* TASK PROMPT
Write out each line exactly as given. Leave the pictures out of your copy.

* RECORDS TO USE
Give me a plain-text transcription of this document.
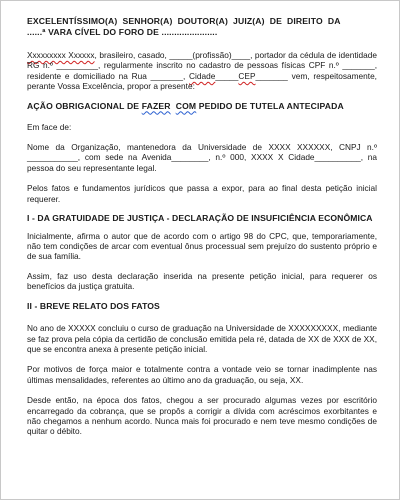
EXCELENTÍSSIMO(A)  SENHOR(A)  DOUTOR(A)  JUIZ(A)  DE  DIREITO  DA
......ª VARA CÍVEL DO FORO DE ......................

Xxxxxxxxx Xxxxxx, brasileiro, casado, _____(profissão)____, portador da cédula de identidade RG n.º _________, regularmente inscrito no cadastro de pessoas físicas CPF n.º _______, residente e domiciliado na Rua _______, Cidade_____CEP_______ vem, respeitosamente, perante Vossa Excelência, propor a presente:

AÇÃO OBRIGACIONAL DE FAZER COM PEDIDO DE TUTELA ANTECIPADA

Em face de:

Nome da Organização, mantenedora da Universidade de XXXX XXXXXX, CNPJ n.º ___________, com sede na Avenida________, n.º 000, XXXX X Cidade__________, na pessoa do seu representante legal.

Pelos fatos e fundamentos jurídicos que passa a expor, para ao final desta petição inicial requerer.

I - DA GRATUIDADE DE JUSTIÇA - DECLARAÇÃO DE INSUFICIÊNCIA ECONÔMICA

Inicialmente, afirma o autor que de acordo com o artigo 98 do CPC, que, temporariamente, não tem condições de arcar com eventual ônus processual sem prejuízo do sustento próprio e de sua família.

Assim, faz uso desta declaração inserida na presente petição inicial, para requerer os benefícios da justiça gratuita.

II - BREVE RELATO DOS FATOS

No ano de XXXXX concluiu o curso de graduação na Universidade de XXXXXXXXX, mediante se faz prova pela cópia da certidão de conclusão emitida pela ré, datada de XX de XXX de XX, que se encontra anexa à presente petição inicial.

Por motivos de força maior e totalmente contra a vontade veio se tornar inadimplente nas últimas mensalidades, referentes ao último ano da graduação, ou seja, XX.

Desde então, na época dos fatos, chegou a ser procurado algumas vezes por escritório encarregado da cobrança, que se propôs a corrigir a dívida com acréscimos exorbitantes e não chegamos a nenhum acordo. Nunca mais foi procurado e nem teve mesmo condições de quitar o débito.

* FULL OUTPUT
Give me a plain-text transcription of this document.
EXCELENTÍSSIMO(A)  SENHOR(A)  DOUTOR(A)  JUIZ(A)  DE  DIREITO  DA
......ª VARA CÍVEL DO FORO DE ......................

Xxxxxxxxx Xxxxxx, brasileiro, casado, _____(profissão)____, portador da cédula de identidade RG n.º _________, regularmente inscrito no cadastro de pessoas físicas CPF n.º _______, residente e domiciliado na Rua _______, Cidade_____CEP_______ vem, respeitosamente, perante Vossa Excelência, propor a presente:

AÇÃO OBRIGACIONAL DE FAZER COM PEDIDO DE TUTELA ANTECIPADA

Em face de:

Nome da Organização, mantenedora da Universidade de XXXX XXXXXX, CNPJ n.º ___________, com sede na Avenida________, n.º 000, XXXX X Cidade__________, na pessoa do seu representante legal.

Pelos fatos e fundamentos jurídicos que passa a expor, para ao final desta petição inicial requerer.

I - DA GRATUIDADE DE JUSTIÇA - DECLARAÇÃO DE INSUFICIÊNCIA ECONÔMICA

Inicialmente, afirma o autor que de acordo com o artigo 98 do CPC, que, temporariamente, não tem condições de arcar com eventual ônus processual sem prejuízo do sustento próprio e de sua família.

Assim, faz uso desta declaração inserida na presente petição inicial, para requerer os benefícios da justiça gratuita.

II - BREVE RELATO DOS FATOS

No ano de XXXXX concluiu o curso de graduação na Universidade de XXXXXXXXX, mediante se faz prova pela cópia da certidão de conclusão emitida pela ré, datada de XX de XXX de XX, que se encontra anexa à presente petição inicial.

Por motivos de força maior e totalmente contra a vontade veio se tornar inadimplente nas últimas mensalidades, referentes ao último ano da graduação, ou seja, XX.

Desde então, na época dos fatos, chegou a ser procurado algumas vezes por escritório encarregado da cobrança, que se propôs a corrigir a dívida com acréscimos exorbitantes e não chegamos a nenhum acordo. Nunca mais foi procurado e nem teve mesmo condições de quitar o débito.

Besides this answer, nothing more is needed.